* START *
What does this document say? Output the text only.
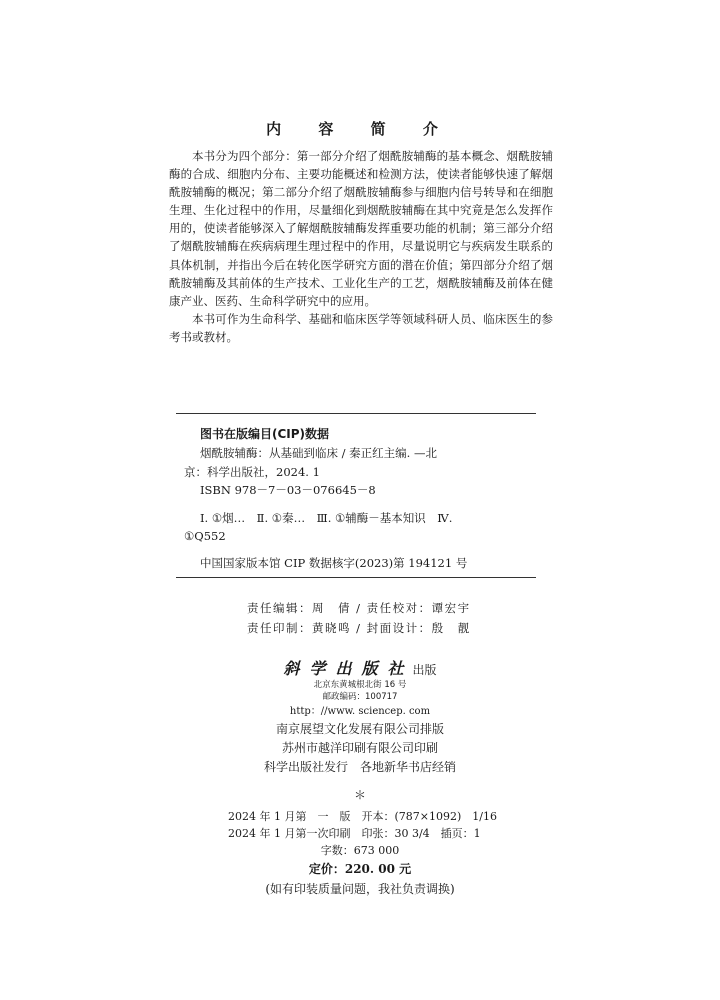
内 容 简 介

本书分为四个部分：第一部分介绍了烟酰胺辅酶的基本概念、烟酰胺辅酶的合成、细胞内分布、主要功能概述和检测方法，使读者能够快速了解烟酰胺辅酶的概况；第二部分介绍了烟酰胺辅酶参与细胞内信号转导和在细胞生理、生化过程中的作用，尽量细化到烟酰胺辅酶在其中究竟是怎么发挥作用的，使读者能够深入了解烟酰胺辅酶发挥重要功能的机制；第三部分介绍了烟酰胺辅酶在疾病病理生理过程中的作用，尽量说明它与疾病发生联系的具体机制，并指出今后在转化医学研究方面的潜在价值；第四部分介绍了烟酰胺辅酶及其前体的生产技术、工业化生产的工艺，烟酰胺辅酶及前体在健康产业、医药、生命科学研究中的应用。

本书可作为生命科学、基础和临床医学等领域科研人员、临床医生的参考书或教材。

图书在版编目(CIP)数据
烟酰胺辅酶：从基础到临床 / 秦正红主编. —北
京：科学出版社，2024. 1
ISBN 978－7－03－076645－8
Ⅰ. ①烟…　Ⅱ. ①秦…　Ⅲ. ①辅酶－基本知识　Ⅳ.
①Q552
中国国家版本馆 CIP 数据核字(2023)第 194121 号
责任编辑：周　倩 / 责任校对：谭宏宇
责任印制：黄晓鸣 / 封面设计：殷　靓
斜学出版社 出版
北京东黄城根北街 16 号
邮政编码：100717
http：//www. sciencep. com
南京展望文化发展有限公司排版
苏州市越洋印刷有限公司印刷
科学出版社发行　各地新华书店经销
＊
2024 年 1 月第　一　版　开本：(787×1092)　1/16
2024 年 1 月第一次印刷　印张：30 3/4　插页：1
字数：673 000
定价：220. 00 元
(如有印装质量问题，我社负责调换)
* END *
# TASK INSTRUCTIONS:
Leave images out of the retyped records; keep all else exact.

# REPLY TO THE TASK:
What does this document say? Output the text only.
内 容 简 介

本书分为四个部分：第一部分介绍了烟酰胺辅酶的基本概念、烟酰胺辅酶的合成、细胞内分布、主要功能概述和检测方法，使读者能够快速了解烟酰胺辅酶的概况；第二部分介绍了烟酰胺辅酶参与细胞内信号转导和在细胞生理、生化过程中的作用，尽量细化到烟酰胺辅酶在其中究竟是怎么发挥作用的，使读者能够深入了解烟酰胺辅酶发挥重要功能的机制；第三部分介绍了烟酰胺辅酶在疾病病理生理过程中的作用，尽量说明它与疾病发生联系的具体机制，并指出今后在转化医学研究方面的潜在价值；第四部分介绍了烟酰胺辅酶及其前体的生产技术、工业化生产的工艺，烟酰胺辅酶及前体在健康产业、医药、生命科学研究中的应用。

本书可作为生命科学、基础和临床医学等领域科研人员、临床医生的参考书或教材。

图书在版编目(CIP)数据
烟酰胺辅酶：从基础到临床 / 秦正红主编. —北
京：科学出版社，2024. 1
ISBN 978－7－03－076645－8
Ⅰ. ①烟…　Ⅱ. ①秦…　Ⅲ. ①辅酶－基本知识　Ⅳ.
①Q552
中国国家版本馆 CIP 数据核字(2023)第 194121 号
责任编辑：周　倩 / 责任校对：谭宏宇
责任印制：黄晓鸣 / 封面设计：殷　靓
斜学出版社 出版
北京东黄城根北街 16 号
邮政编码：100717
http：//www. sciencep. com
南京展望文化发展有限公司排版
苏州市越洋印刷有限公司印刷
科学出版社发行　各地新华书店经销
＊
2024 年 1 月第　一　版　开本：(787×1092)　1/16
2024 年 1 月第一次印刷　印张：30 3/4　插页：1
字数：673 000
定价：220. 00 元
(如有印装质量问题，我社负责调换)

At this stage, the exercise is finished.